* start Data supplied *
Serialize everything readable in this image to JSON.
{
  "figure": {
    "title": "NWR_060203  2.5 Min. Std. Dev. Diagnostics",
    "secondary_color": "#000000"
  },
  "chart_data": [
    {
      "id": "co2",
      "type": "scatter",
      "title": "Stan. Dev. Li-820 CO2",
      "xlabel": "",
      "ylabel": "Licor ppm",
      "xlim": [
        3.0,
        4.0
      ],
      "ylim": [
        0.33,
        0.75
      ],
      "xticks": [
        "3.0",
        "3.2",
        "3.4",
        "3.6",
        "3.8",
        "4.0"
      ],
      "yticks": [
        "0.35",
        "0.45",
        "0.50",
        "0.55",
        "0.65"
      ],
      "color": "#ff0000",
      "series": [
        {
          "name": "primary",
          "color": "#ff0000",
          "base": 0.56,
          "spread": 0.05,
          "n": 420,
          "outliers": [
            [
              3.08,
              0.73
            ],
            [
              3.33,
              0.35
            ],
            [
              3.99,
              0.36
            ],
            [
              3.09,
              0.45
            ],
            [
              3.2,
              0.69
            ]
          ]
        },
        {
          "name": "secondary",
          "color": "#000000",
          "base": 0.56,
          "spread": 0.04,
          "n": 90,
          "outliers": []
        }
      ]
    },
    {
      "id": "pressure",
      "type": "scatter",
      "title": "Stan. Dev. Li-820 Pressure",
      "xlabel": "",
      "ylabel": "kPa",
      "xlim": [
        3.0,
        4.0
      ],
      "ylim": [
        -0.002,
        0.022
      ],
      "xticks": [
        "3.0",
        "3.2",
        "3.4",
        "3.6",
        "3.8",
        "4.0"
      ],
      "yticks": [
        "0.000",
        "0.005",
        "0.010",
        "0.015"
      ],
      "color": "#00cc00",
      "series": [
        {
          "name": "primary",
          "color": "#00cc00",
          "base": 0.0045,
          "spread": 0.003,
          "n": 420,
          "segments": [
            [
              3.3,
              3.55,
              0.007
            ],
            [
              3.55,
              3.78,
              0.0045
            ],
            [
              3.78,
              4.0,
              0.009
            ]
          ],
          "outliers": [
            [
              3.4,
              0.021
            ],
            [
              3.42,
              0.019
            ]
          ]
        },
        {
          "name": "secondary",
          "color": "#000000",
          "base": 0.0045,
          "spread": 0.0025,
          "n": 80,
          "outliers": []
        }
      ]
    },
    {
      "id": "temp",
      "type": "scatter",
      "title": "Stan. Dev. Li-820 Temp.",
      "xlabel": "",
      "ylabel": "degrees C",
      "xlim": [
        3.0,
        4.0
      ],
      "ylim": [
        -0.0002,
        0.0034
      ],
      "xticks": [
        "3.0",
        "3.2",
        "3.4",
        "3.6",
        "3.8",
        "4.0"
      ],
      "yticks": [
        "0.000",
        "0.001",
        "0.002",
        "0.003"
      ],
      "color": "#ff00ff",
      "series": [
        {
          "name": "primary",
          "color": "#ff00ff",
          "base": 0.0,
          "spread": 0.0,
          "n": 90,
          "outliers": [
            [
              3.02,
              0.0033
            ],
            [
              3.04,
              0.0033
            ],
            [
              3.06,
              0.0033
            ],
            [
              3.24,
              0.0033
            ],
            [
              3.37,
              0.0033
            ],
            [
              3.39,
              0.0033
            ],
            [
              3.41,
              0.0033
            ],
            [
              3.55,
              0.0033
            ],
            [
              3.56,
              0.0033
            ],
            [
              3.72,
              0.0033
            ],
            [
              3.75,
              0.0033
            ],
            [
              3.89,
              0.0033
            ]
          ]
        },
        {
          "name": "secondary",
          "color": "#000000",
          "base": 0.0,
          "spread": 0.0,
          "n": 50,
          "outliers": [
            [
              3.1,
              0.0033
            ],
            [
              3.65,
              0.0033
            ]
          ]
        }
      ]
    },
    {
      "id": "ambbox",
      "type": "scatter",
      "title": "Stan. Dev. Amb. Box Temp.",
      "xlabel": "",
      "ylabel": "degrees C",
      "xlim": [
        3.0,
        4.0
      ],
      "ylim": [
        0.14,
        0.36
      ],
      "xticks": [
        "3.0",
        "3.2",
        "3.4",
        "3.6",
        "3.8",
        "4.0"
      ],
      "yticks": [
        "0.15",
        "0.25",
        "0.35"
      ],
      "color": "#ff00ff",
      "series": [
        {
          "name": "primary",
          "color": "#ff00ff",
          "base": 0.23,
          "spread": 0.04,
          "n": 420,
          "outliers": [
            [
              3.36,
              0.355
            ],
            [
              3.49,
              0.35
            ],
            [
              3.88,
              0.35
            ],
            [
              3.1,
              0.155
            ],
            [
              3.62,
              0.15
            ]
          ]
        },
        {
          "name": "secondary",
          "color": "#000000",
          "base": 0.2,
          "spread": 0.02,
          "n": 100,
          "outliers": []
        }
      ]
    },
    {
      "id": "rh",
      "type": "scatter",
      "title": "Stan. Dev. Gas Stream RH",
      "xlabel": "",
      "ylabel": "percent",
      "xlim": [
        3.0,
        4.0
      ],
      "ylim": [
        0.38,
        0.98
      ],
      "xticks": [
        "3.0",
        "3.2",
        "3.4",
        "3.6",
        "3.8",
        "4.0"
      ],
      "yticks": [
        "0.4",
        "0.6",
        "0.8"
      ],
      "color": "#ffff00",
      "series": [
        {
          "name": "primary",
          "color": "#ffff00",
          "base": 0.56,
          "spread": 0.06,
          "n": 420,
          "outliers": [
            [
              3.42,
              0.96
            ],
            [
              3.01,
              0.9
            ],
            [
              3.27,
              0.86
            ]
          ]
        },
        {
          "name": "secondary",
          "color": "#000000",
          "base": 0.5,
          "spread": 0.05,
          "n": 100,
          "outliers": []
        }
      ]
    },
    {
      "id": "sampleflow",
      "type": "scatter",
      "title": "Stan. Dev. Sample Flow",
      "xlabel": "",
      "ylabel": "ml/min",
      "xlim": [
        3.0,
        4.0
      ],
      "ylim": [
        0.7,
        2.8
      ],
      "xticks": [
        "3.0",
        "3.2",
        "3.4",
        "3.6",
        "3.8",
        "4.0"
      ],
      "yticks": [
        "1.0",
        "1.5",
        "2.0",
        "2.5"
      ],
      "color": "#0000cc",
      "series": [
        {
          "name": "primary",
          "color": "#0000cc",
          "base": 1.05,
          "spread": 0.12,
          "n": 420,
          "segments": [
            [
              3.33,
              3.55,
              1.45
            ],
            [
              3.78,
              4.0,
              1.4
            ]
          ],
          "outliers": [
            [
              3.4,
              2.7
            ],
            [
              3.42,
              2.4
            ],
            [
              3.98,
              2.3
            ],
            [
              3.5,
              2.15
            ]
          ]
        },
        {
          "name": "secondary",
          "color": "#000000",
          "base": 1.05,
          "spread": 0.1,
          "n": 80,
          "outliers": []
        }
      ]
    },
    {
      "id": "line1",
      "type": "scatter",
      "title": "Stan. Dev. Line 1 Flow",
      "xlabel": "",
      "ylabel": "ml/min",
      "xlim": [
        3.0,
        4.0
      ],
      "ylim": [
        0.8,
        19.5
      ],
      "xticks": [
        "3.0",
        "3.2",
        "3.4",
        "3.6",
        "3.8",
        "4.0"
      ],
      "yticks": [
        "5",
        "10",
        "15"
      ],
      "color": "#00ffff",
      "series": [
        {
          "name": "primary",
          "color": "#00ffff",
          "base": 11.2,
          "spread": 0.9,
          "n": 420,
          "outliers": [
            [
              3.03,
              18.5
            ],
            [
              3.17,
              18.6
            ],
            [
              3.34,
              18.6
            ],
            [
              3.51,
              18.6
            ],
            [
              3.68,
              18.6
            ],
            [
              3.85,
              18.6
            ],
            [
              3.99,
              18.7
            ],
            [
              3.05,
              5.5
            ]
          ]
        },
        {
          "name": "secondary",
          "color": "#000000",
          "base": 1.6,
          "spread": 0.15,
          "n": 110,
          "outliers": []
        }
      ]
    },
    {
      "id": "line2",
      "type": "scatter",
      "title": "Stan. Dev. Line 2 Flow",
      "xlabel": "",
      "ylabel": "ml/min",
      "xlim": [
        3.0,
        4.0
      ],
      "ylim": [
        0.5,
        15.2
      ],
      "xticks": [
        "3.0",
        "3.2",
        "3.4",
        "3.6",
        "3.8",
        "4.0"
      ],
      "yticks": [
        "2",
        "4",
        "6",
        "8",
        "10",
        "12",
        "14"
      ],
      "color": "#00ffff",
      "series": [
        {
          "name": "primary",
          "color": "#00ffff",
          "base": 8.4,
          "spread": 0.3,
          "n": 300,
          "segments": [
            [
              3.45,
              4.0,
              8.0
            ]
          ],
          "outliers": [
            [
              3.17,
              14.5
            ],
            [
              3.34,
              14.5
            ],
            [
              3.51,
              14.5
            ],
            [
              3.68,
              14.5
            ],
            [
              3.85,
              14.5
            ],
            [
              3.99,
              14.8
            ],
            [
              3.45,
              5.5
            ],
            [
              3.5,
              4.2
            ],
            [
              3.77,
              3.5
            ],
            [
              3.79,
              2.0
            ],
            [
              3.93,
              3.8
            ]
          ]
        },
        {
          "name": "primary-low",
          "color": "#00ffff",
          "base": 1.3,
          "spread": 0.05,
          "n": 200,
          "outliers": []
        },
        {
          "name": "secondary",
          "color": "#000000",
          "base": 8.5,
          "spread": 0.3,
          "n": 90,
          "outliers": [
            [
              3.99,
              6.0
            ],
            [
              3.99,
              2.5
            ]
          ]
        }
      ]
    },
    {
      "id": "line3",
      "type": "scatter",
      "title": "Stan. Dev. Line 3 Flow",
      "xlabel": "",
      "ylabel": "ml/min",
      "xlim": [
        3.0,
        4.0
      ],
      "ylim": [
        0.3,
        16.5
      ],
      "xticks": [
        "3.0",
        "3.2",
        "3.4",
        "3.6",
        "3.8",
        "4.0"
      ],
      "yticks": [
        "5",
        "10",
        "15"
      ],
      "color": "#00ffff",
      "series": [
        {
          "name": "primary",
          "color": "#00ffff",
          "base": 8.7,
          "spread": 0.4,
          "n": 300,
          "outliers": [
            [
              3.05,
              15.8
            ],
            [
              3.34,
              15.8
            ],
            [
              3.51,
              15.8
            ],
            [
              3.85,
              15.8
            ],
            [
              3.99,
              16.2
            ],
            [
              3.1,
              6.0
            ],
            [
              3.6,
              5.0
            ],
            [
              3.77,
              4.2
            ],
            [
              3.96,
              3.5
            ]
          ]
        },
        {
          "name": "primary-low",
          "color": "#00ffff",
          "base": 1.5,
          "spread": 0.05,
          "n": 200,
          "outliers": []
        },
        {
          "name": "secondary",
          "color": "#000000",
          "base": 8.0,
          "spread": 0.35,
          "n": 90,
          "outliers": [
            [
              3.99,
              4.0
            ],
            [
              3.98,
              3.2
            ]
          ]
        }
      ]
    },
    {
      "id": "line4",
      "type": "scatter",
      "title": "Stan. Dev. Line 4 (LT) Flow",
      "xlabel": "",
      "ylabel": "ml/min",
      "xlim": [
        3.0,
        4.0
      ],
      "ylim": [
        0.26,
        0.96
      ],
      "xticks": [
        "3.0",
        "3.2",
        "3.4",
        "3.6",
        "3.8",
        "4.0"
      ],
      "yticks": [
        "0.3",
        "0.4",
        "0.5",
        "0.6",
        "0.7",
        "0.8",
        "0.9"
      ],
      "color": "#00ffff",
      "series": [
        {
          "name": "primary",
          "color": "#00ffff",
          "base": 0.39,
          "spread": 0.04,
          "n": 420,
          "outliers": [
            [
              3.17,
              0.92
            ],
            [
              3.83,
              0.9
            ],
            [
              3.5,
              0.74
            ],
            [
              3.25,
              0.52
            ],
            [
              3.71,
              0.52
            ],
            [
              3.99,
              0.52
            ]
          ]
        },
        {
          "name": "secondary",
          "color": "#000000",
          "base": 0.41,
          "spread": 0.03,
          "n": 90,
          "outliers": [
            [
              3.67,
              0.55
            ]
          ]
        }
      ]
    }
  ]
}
* end Data supplied *
(Requirement): Count each line where the string "Stan" occurs, and write only the number.

(Result of this exercise): 10